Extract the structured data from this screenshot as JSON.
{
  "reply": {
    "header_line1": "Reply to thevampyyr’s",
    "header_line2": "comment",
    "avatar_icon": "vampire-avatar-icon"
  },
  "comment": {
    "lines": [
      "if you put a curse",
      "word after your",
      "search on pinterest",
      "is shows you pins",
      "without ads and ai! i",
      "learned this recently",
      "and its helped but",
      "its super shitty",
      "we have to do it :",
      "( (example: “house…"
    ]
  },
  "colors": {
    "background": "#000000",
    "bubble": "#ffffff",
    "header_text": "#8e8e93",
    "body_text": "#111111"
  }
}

## Description of the task
Scan the records above for the string "this", then select every line that holds it.

## Solution
Extract the structured data from this screenshot as JSON.
      "learned this recently",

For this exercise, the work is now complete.